Exercise task:
Without the pictures, copy all the entries below exactly.

[Saved entries]
################

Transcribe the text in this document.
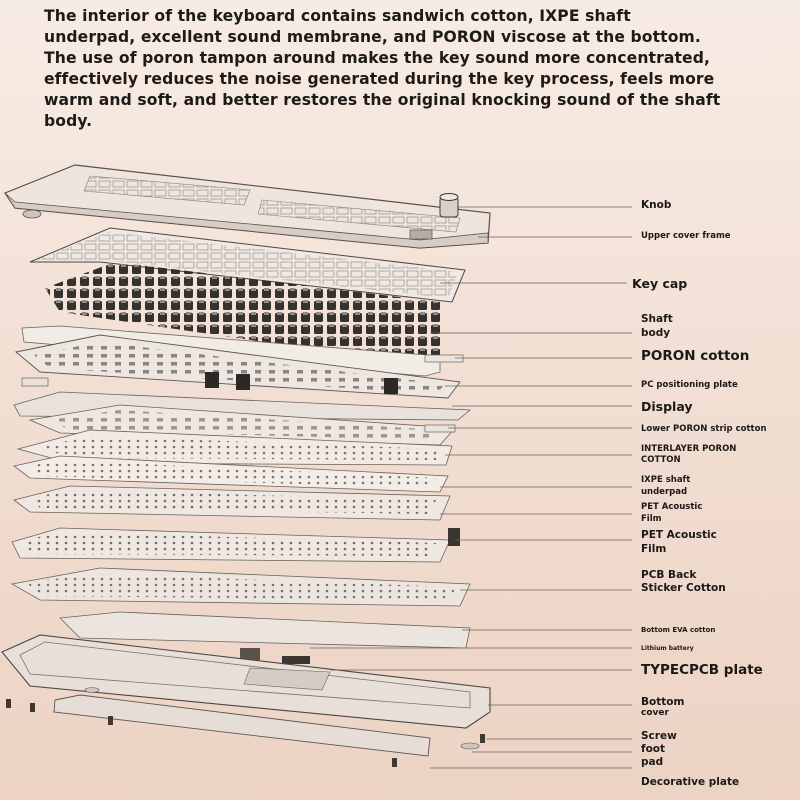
The interior of the keyboard contains sandwich cotton, IXPE shaft underpad, excellent sound membrane, and PORON viscose at the bottom. The use of poron tampon around makes the key sound more concentrated, effectively reduces the noise generated during the key process, feels more warm and soft, and better restores the original knocking sound of the shaft body.
Knob
Upper cover frame
Key cap
Shaft
body
PORON cotton
PC positioning plate
Display
Lower PORON strip cotton
INTERLAYER PORON
COTTON
IXPE shaft
underpad
PET Acoustic
Film
PET Acoustic
Film
PCB Back
Sticker Cotton
Bottom EVA cotton
Lithium battery
TYPECPCB plate
Bottom
cover
Screw
foot
pad
Decorative plate
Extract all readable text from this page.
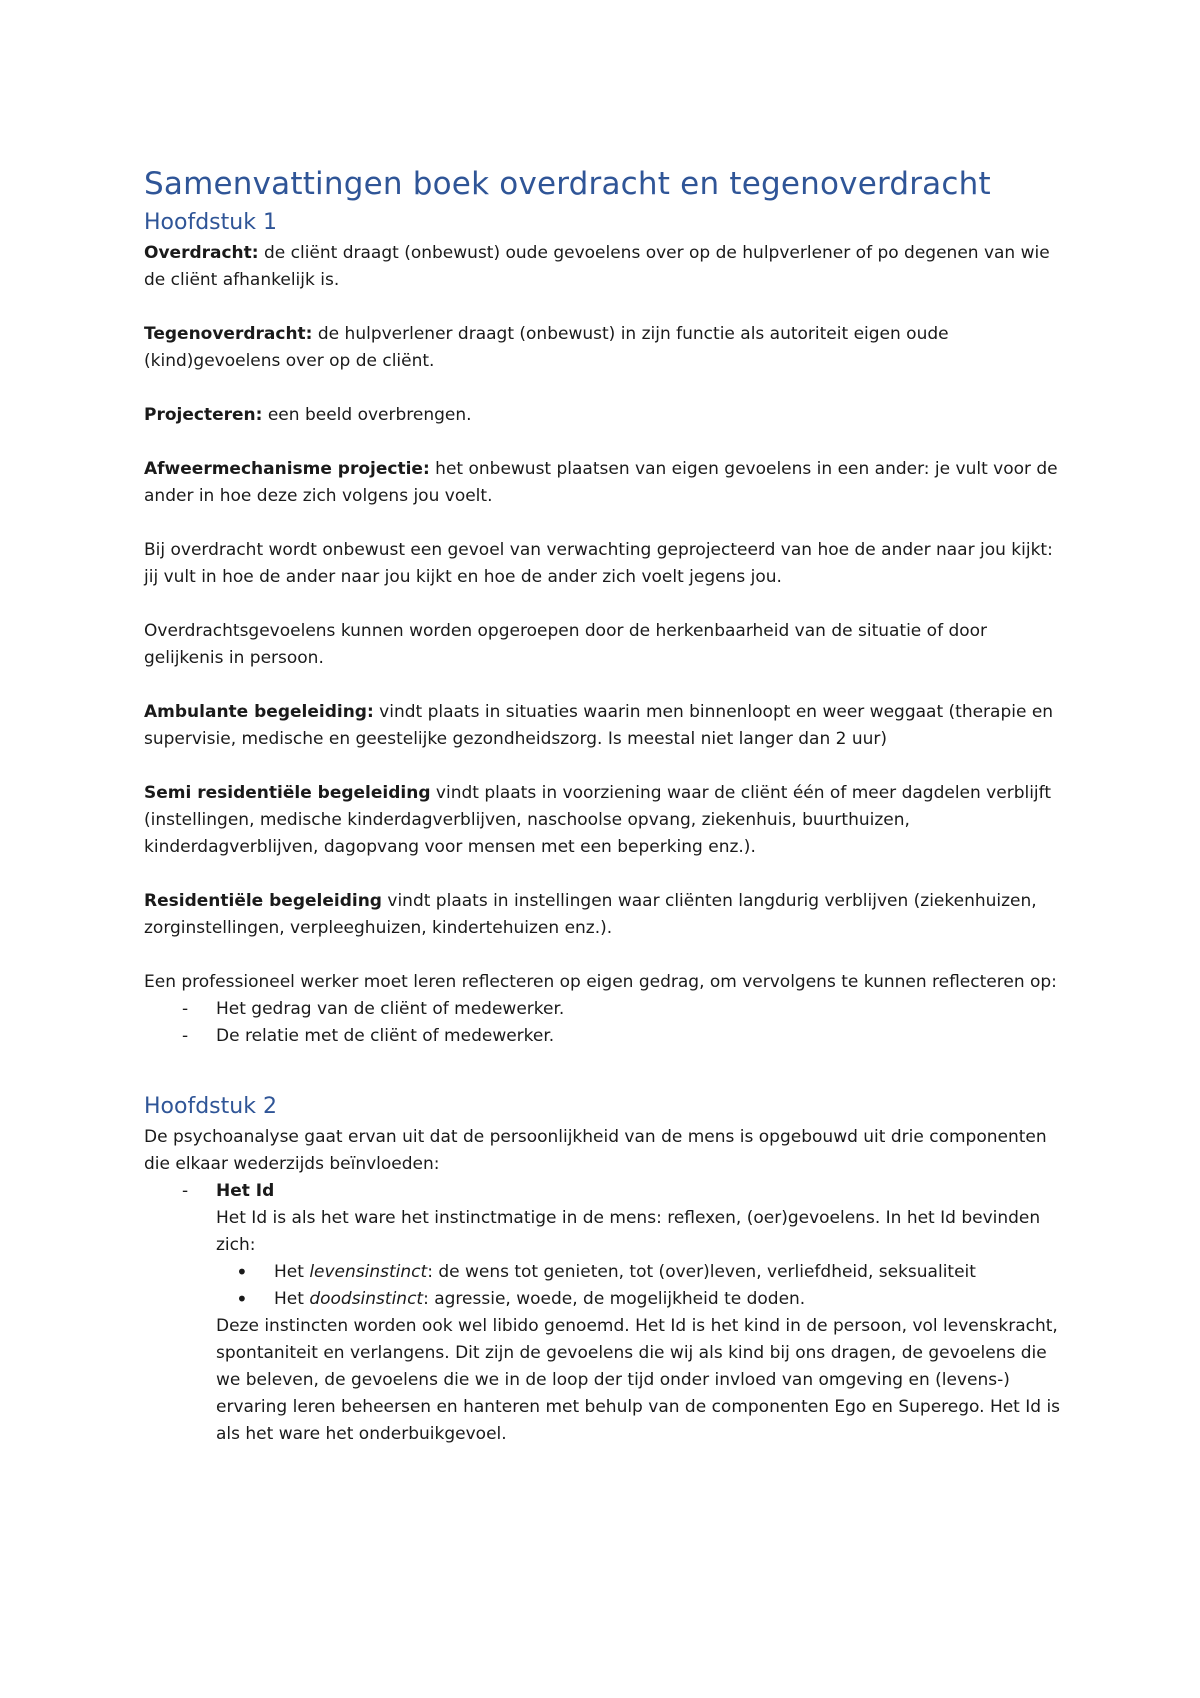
Samenvattingen boek overdracht en tegenoverdracht
Hoofdstuk 1

Overdracht: de cliënt draagt (onbewust) oude gevoelens over op de hulpverlener of po degenen van wie de cliënt afhankelijk is.

Tegenoverdracht: de hulpverlener draagt (onbewust) in zijn functie als autoriteit eigen oude (kind)gevoelens over op de cliënt.

Projecteren: een beeld overbrengen.

Afweermechanisme projectie: het onbewust plaatsen van eigen gevoelens in een ander: je vult voor de ander in hoe deze zich volgens jou voelt.

Bij overdracht wordt onbewust een gevoel van verwachting geprojecteerd van hoe de ander naar jou kijkt: jij vult in hoe de ander naar jou kijkt en hoe de ander zich voelt jegens jou.

Overdrachtsgevoelens kunnen worden opgeroepen door de herkenbaarheid van de situatie of door gelijkenis in persoon.

Ambulante begeleiding: vindt plaats in situaties waarin men binnenloopt en weer weggaat (therapie en supervisie, medische en geestelijke gezondheidszorg. Is meestal niet langer dan 2 uur)

Semi residentiële begeleiding vindt plaats in voorziening waar de cliënt één of meer dagdelen verblijft (instellingen, medische kinderdagverblijven, naschoolse opvang, ziekenhuis, buurthuizen, kinderdagverblijven, dagopvang voor mensen met een beperking enz.).

Residentiële begeleiding vindt plaats in instellingen waar cliënten langdurig verblijven (ziekenhuizen, zorginstellingen, verpleeghuizen, kindertehuizen enz.).

Een professioneel werker moet leren reflecteren op eigen gedrag, om vervolgens te kunnen reflecteren op:

- Het gedrag van de cliënt of medewerker.
- De relatie met de cliënt of medewerker.
Hoofdstuk 2

De psychoanalyse gaat ervan uit dat de persoonlijkheid van de mens is opgebouwd uit drie componenten die elkaar wederzijds beïnvloeden:

- Het Id
Het Id is als het ware het instinctmatige in de mens: reflexen, (oer)gevoelens. In het Id bevinden zich:
• Het levensinstinct: de wens tot genieten, tot (over)leven, verliefdheid, seksualiteit
• Het doodsinstinct: agressie, woede, de mogelijkheid te doden.

Deze instincten worden ook wel libido genoemd. Het Id is het kind in de persoon, vol levenskracht, spontaniteit en verlangens. Dit zijn de gevoelens die wij als kind bij ons dragen, de gevoelens die we beleven, de gevoelens die we in de loop der tijd onder invloed van omgeving en (levens-) ervaring leren beheersen en hanteren met behulp van de componenten Ego en Superego. Het Id is als het ware het onderbuikgevoel.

################

Output of the exercise:
Transcribe the text in this document.
The interior of the keyboard contains sandwich cotton, IXPE shaft underpad, excellent sound membrane, and PORON viscose at the bottom. The use of poron tampon around makes the key sound more concentrated, effectively reduces the noise generated during the key process, feels more warm and soft, and better restores the original knocking sound of the shaft body.
Knob
Upper cover frame
Key cap
Shaft
body
PORON cotton
PC positioning plate
Display
Lower PORON strip cotton
INTERLAYER PORON
COTTON
IXPE shaft
underpad
PET Acoustic
Film
PET Acoustic
Film
PCB Back
Sticker Cotton
Bottom EVA cotton
Lithium battery
TYPECPCB plate
Bottom
cover
Screw
foot
pad
Decorative plate
Extract all readable text from this page.
Samenvattingen boek overdracht en tegenoverdracht
Hoofdstuk 1

Overdracht: de cliënt draagt (onbewust) oude gevoelens over op de hulpverlener of po degenen van wie de cliënt afhankelijk is.

Tegenoverdracht: de hulpverlener draagt (onbewust) in zijn functie als autoriteit eigen oude (kind)gevoelens over op de cliënt.

Projecteren: een beeld overbrengen.

Afweermechanisme projectie: het onbewust plaatsen van eigen gevoelens in een ander: je vult voor de ander in hoe deze zich volgens jou voelt.

Bij overdracht wordt onbewust een gevoel van verwachting geprojecteerd van hoe de ander naar jou kijkt: jij vult in hoe de ander naar jou kijkt en hoe de ander zich voelt jegens jou.

Overdrachtsgevoelens kunnen worden opgeroepen door de herkenbaarheid van de situatie of door gelijkenis in persoon.

Ambulante begeleiding: vindt plaats in situaties waarin men binnenloopt en weer weggaat (therapie en supervisie, medische en geestelijke gezondheidszorg. Is meestal niet langer dan 2 uur)

Semi residentiële begeleiding vindt plaats in voorziening waar de cliënt één of meer dagdelen verblijft (instellingen, medische kinderdagverblijven, naschoolse opvang, ziekenhuis, buurthuizen, kinderdagverblijven, dagopvang voor mensen met een beperking enz.).

Residentiële begeleiding vindt plaats in instellingen waar cliënten langdurig verblijven (ziekenhuizen, zorginstellingen, verpleeghuizen, kindertehuizen enz.).

Een professioneel werker moet leren reflecteren op eigen gedrag, om vervolgens te kunnen reflecteren op:

- Het gedrag van de cliënt of medewerker.
- De relatie met de cliënt of medewerker.
Hoofdstuk 2

De psychoanalyse gaat ervan uit dat de persoonlijkheid van de mens is opgebouwd uit drie componenten die elkaar wederzijds beïnvloeden:

- Het Id
Het Id is als het ware het instinctmatige in de mens: reflexen, (oer)gevoelens. In het Id bevinden zich:
• Het levensinstinct: de wens tot genieten, tot (over)leven, verliefdheid, seksualiteit
• Het doodsinstinct: agressie, woede, de mogelijkheid te doden.

Deze instincten worden ook wel libido genoemd. Het Id is het kind in de persoon, vol levenskracht, spontaniteit en verlangens. Dit zijn de gevoelens die wij als kind bij ons dragen, de gevoelens die we beleven, de gevoelens die we in de loop der tijd onder invloed van omgeving en (levens-) ervaring leren beheersen en hanteren met behulp van de componenten Ego en Superego. Het Id is als het ware het onderbuikgevoel.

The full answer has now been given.